═══ DATA ENTRIES
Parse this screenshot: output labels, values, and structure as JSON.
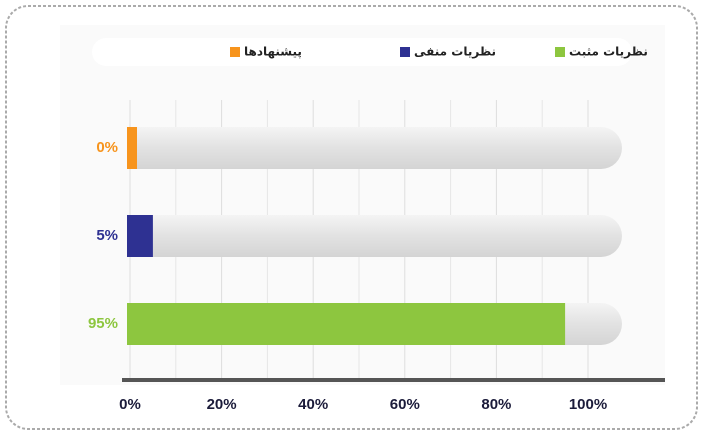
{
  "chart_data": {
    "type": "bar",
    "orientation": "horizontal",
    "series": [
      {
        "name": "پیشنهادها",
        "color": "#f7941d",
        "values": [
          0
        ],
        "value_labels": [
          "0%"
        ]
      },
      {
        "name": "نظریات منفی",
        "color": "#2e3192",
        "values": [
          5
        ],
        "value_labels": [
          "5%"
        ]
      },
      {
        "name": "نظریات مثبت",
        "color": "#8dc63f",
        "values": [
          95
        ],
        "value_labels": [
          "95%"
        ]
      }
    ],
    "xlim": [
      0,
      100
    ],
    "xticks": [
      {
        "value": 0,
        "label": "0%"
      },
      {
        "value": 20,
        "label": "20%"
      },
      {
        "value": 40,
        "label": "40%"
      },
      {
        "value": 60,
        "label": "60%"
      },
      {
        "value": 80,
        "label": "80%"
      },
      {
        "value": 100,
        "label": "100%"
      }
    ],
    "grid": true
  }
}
══════
[GOAL] Without including any pictures, print all of the material exactly as given.

[CORRECT ANSWER]
Parse this screenshot: output labels, values, and structure as JSON.
{
  "chart_data": {
    "type": "bar",
    "orientation": "horizontal",
    "series": [
      {
        "name": "پیشنهادها",
        "color": "#f7941d",
        "values": [
          0
        ],
        "value_labels": [
          "0%"
        ]
      },
      {
        "name": "نظریات منفی",
        "color": "#2e3192",
        "values": [
          5
        ],
        "value_labels": [
          "5%"
        ]
      },
      {
        "name": "نظریات مثبت",
        "color": "#8dc63f",
        "values": [
          95
        ],
        "value_labels": [
          "95%"
        ]
      }
    ],
    "xlim": [
      0,
      100
    ],
    "xticks": [
      {
        "value": 0,
        "label": "0%"
      },
      {
        "value": 20,
        "label": "20%"
      },
      {
        "value": 40,
        "label": "40%"
      },
      {
        "value": 60,
        "label": "60%"
      },
      {
        "value": 80,
        "label": "80%"
      },
      {
        "value": 100,
        "label": "100%"
      }
    ],
    "grid": true
  }
}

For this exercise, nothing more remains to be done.